▸ WHAT YOU HAVE TO DO: Provide the records once more, identical to the original.

(Collected data entries)
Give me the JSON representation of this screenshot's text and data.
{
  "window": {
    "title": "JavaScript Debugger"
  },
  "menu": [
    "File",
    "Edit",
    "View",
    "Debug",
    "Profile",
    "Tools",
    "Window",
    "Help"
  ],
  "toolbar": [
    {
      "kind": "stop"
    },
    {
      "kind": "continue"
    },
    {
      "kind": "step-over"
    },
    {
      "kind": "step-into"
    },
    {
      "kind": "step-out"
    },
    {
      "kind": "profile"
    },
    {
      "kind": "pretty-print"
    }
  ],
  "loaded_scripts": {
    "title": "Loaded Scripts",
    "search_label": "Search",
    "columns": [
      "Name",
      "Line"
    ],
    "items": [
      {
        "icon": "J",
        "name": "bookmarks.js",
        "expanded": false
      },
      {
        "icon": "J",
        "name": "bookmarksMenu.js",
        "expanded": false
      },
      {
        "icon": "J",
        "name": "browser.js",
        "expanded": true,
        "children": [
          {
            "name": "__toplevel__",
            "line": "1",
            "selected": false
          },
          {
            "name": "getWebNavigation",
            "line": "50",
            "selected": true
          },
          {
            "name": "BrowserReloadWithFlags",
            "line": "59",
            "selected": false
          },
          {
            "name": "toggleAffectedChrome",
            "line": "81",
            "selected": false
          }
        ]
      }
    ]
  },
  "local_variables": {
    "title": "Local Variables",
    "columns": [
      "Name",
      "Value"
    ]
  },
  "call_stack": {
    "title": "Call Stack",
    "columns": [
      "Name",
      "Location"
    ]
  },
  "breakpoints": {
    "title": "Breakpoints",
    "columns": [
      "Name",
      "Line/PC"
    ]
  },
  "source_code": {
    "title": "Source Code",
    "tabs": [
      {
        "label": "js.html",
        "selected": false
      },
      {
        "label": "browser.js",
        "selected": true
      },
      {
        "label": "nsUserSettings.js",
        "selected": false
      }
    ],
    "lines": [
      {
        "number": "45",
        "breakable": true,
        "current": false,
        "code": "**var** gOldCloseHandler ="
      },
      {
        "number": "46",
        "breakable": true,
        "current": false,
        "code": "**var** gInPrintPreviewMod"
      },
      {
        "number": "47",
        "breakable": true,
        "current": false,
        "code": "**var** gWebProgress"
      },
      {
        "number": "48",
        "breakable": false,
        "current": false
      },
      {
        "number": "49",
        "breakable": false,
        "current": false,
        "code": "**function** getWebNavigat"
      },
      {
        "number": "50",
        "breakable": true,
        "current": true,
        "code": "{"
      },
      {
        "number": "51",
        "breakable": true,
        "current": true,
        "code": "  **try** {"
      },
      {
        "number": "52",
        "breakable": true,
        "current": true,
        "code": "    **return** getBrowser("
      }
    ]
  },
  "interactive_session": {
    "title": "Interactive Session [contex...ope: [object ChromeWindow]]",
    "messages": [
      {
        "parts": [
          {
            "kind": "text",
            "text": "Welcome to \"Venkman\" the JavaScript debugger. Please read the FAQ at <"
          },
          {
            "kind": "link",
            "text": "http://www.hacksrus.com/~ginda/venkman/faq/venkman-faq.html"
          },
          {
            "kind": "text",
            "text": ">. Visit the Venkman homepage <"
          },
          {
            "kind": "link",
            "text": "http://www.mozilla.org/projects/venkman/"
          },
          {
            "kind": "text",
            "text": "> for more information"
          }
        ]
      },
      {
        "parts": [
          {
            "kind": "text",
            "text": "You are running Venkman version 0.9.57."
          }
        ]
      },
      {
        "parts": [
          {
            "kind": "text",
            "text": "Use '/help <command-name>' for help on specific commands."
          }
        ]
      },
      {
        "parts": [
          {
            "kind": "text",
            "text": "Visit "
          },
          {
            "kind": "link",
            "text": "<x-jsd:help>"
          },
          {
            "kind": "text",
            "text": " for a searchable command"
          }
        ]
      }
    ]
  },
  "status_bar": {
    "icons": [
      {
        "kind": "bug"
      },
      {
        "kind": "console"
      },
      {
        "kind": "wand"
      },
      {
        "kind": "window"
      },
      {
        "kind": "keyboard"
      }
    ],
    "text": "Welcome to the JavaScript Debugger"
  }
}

▸ SOLUTION TO THIS PROBLEM:
Give me the JSON representation of this screenshot's text and data.
{
  "window": {
    "title": "JavaScript Debugger"
  },
  "menu": [
    "File",
    "Edit",
    "View",
    "Debug",
    "Profile",
    "Tools",
    "Window",
    "Help"
  ],
  "toolbar": [
    {
      "kind": "stop"
    },
    {
      "kind": "continue"
    },
    {
      "kind": "step-over"
    },
    {
      "kind": "step-into"
    },
    {
      "kind": "step-out"
    },
    {
      "kind": "profile"
    },
    {
      "kind": "pretty-print"
    }
  ],
  "loaded_scripts": {
    "title": "Loaded Scripts",
    "search_label": "Search",
    "columns": [
      "Name",
      "Line"
    ],
    "items": [
      {
        "icon": "J",
        "name": "bookmarks.js",
        "expanded": false
      },
      {
        "icon": "J",
        "name": "bookmarksMenu.js",
        "expanded": false
      },
      {
        "icon": "J",
        "name": "browser.js",
        "expanded": true,
        "children": [
          {
            "name": "__toplevel__",
            "line": "1",
            "selected": false
          },
          {
            "name": "getWebNavigation",
            "line": "50",
            "selected": true
          },
          {
            "name": "BrowserReloadWithFlags",
            "line": "59",
            "selected": false
          },
          {
            "name": "toggleAffectedChrome",
            "line": "81",
            "selected": false
          }
        ]
      }
    ]
  },
  "local_variables": {
    "title": "Local Variables",
    "columns": [
      "Name",
      "Value"
    ]
  },
  "call_stack": {
    "title": "Call Stack",
    "columns": [
      "Name",
      "Location"
    ]
  },
  "breakpoints": {
    "title": "Breakpoints",
    "columns": [
      "Name",
      "Line/PC"
    ]
  },
  "source_code": {
    "title": "Source Code",
    "tabs": [
      {
        "label": "js.html",
        "selected": false
      },
      {
        "label": "browser.js",
        "selected": true
      },
      {
        "label": "nsUserSettings.js",
        "selected": false
      }
    ],
    "lines": [
      {
        "number": "45",
        "breakable": true,
        "current": false,
        "code": "**var** gOldCloseHandler ="
      },
      {
        "number": "46",
        "breakable": true,
        "current": false,
        "code": "**var** gInPrintPreviewMod"
      },
      {
        "number": "47",
        "breakable": true,
        "current": false,
        "code": "**var** gWebProgress"
      },
      {
        "number": "48",
        "breakable": false,
        "current": false
      },
      {
        "number": "49",
        "breakable": false,
        "current": false,
        "code": "**function** getWebNavigat"
      },
      {
        "number": "50",
        "breakable": true,
        "current": true,
        "code": "{"
      },
      {
        "number": "51",
        "breakable": true,
        "current": true,
        "code": "  **try** {"
      },
      {
        "number": "52",
        "breakable": true,
        "current": true,
        "code": "    **return** getBrowser("
      }
    ]
  },
  "interactive_session": {
    "title": "Interactive Session [contex...ope: [object ChromeWindow]]",
    "messages": [
      {
        "parts": [
          {
            "kind": "text",
            "text": "Welcome to \"Venkman\" the JavaScript debugger. Please read the FAQ at <"
          },
          {
            "kind": "link",
            "text": "http://www.hacksrus.com/~ginda/venkman/faq/venkman-faq.html"
          },
          {
            "kind": "text",
            "text": ">. Visit the Venkman homepage <"
          },
          {
            "kind": "link",
            "text": "http://www.mozilla.org/projects/venkman/"
          },
          {
            "kind": "text",
            "text": "> for more information"
          }
        ]
      },
      {
        "parts": [
          {
            "kind": "text",
            "text": "You are running Venkman version 0.9.57."
          }
        ]
      },
      {
        "parts": [
          {
            "kind": "text",
            "text": "Use '/help <command-name>' for help on specific commands."
          }
        ]
      },
      {
        "parts": [
          {
            "kind": "text",
            "text": "Visit "
          },
          {
            "kind": "link",
            "text": "<x-jsd:help>"
          },
          {
            "kind": "text",
            "text": " for a searchable command"
          }
        ]
      }
    ]
  },
  "status_bar": {
    "icons": [
      {
        "kind": "bug"
      },
      {
        "kind": "console"
      },
      {
        "kind": "wand"
      },
      {
        "kind": "window"
      },
      {
        "kind": "keyboard"
      }
    ],
    "text": "Welcome to the JavaScript Debugger"
  }
}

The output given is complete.